## [Texte de la page]
────────────────────

À l’opposé, à l’inverse, Raymond Février. Né en 1920 dans une famille très engagée à gauche – son père sera ministre du Travail sous le Front Populaire -, il sort de la guerre, comme tant d’autres zootechniciens de son époque, avec la ferme volonté de dynamiter l’élevage traditionnel. D’abord employé par l’industrie de l’élevage naissante, Février est aussi l’un des premiers chercheurs de l’Inra, né en 1946, et à ce titre directeur de la station expérimentale de Bois-Corbon, dans la forêt de Montmorency (Val d’Oise).

C’est là que tout commence. Car les zootechniciens autour de Février ont découvert le livre américain Animal Breeding Plans (Aperçus sur l’élevage des animaux), paru en 1937, qui va devenir la Bible d’une génération de techniciens d’élevage. Il contient notamment une technique révolutionnaire, le « progeny testing », qui permet de contrôler la descendance des animaux par sélection génétique, ce qui ouvre la voie à des « champions » de la reproduction. Quantité d’événements, souvent vécus dans l’ivresse par les techniciens de l’Inra, vont se succéder pendant des décennies, transformant peu à peu les animaux en purs et simples objets de manipulation, sur fond de productivisme débridé.
De ce point de vue, l’émission télé Eurêka du 2 décembre 1970 marque une date clé (http://www.ina.fr/video/CPF06020231).

Février, qui est alors l’un des responsables de l’Inra – il deviendra directeur général en 1975 – y exprime à merveille l’esprit de l’élevage industriel : une course sans fin à la performance, alimentée par une indifférence totale à la souffrance animale. Expliquant, face à la caméra que l’on va droit à la viande industrielle, Février ajoute : « La chimie a fait des progrès considérables, et nous pouvons savoir ce qui, dans la viande, les fromages, le beurre, donne leur goût à ces produits. Par conséquent, on peut extraire ces substances chimiques et les remettre dans, par exemple, des viandes artificielles. On fait du jambon, on fait du bifteck, on fait ce qu’on veut, avec ces produits-là. »

────────────────────

## [Entrées fournies]
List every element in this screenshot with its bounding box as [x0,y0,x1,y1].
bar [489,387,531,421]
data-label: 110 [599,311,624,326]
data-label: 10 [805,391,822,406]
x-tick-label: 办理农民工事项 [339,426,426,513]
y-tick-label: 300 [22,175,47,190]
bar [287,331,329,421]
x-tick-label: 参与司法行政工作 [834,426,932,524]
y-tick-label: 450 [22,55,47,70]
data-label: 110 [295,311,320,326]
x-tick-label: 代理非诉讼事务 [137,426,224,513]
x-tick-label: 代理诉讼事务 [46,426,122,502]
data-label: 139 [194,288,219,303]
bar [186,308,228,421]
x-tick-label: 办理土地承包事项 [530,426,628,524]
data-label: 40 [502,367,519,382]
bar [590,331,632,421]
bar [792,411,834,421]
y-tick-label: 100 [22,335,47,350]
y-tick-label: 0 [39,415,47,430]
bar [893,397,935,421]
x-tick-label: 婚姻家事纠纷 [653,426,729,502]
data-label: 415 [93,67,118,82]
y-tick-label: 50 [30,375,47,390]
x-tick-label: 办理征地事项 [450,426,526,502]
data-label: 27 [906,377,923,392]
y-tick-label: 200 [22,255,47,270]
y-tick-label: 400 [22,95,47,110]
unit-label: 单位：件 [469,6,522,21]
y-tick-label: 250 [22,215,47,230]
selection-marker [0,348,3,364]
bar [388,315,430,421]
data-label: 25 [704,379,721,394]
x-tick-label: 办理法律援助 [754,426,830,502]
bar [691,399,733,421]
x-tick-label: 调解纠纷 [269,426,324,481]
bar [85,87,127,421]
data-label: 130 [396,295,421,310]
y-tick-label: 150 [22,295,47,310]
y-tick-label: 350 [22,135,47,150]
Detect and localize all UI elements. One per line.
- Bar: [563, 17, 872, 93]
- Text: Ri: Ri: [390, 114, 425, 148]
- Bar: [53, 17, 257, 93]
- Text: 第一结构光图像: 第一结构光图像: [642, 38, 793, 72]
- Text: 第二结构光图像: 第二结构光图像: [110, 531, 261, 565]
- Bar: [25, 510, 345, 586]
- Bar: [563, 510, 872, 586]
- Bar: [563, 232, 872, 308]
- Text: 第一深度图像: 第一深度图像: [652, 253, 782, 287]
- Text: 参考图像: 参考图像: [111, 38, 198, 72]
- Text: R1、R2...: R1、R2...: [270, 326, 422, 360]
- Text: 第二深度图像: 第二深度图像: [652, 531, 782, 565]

────────────────────

## [Consignes]
(a) Dans le texte sur Raymond Février :
(i) En quelle année Raymond Février est-il né ?
(ii) En quelle année le livre Animal Breeding Plans est-il paru ?
(iii) En quelle année Février devient-il directeur général de l'Inra ?
(b) Poursuivez le texte sur Raymond Février à partir de sa dernière phrase.

## [Résultats de l'exercice]
(a)
(i) 1920
(ii) 1937
(iii) 1975

(b)
On fait ce qu’on veut, et on fera tout ce qu’on veut. Un sommet est atteint, dans la même émission, avec l’épisode de la « vache au hublot » (à 4 minutes du début). Dans un hangar, un technicien enfile des gants jusqu’au coude et s’approche d’une vache entravée dont on ne sait pas très bien si elle est vivante ou morte. Sur son flanc, une sorte de hublot circulaire. Le technicien enfonce son avant-bras et l’on comprend avec peine que la vache est bien en vie et que le hublot conduit à l’un de ses estomacs, dont le technicien retire une bouillie d’herbe fumante. Commentaire du film : « Cet animal pourtant bien vivant n’est en fait qu’un appareil de mesure, une chaîne de fabrication. […] Pour juger de ce qui s’est passé dans l’usine vivante, on fait des prélèvements à tous les stades de fabrication. »

Depuis cette date fatidique, l’élevage concentrationnaire des bêtes est devenue une règle presque totale. Mais le projet de « ferme des 1000 vaches » représenterait sans aucun doute un nouveau pas en avant vers la chosification des êtres vivants. De ce point de vue, la rencontre entre les membres de Novissen, les militants de la Confédération paysanne et ceux de L214 semble prometteuse.

« Malgré les grandes différences entre la Conf’ et L214, dit Brigitte Gothière, on travaille ensemble, parce qu’on s’appuie sur ce qui nous lie : le refus de l’élevage industriel. Nous profitons de nos différences, et ce qui fait la force de ce mouvement je crois, c’est cette ouverture. »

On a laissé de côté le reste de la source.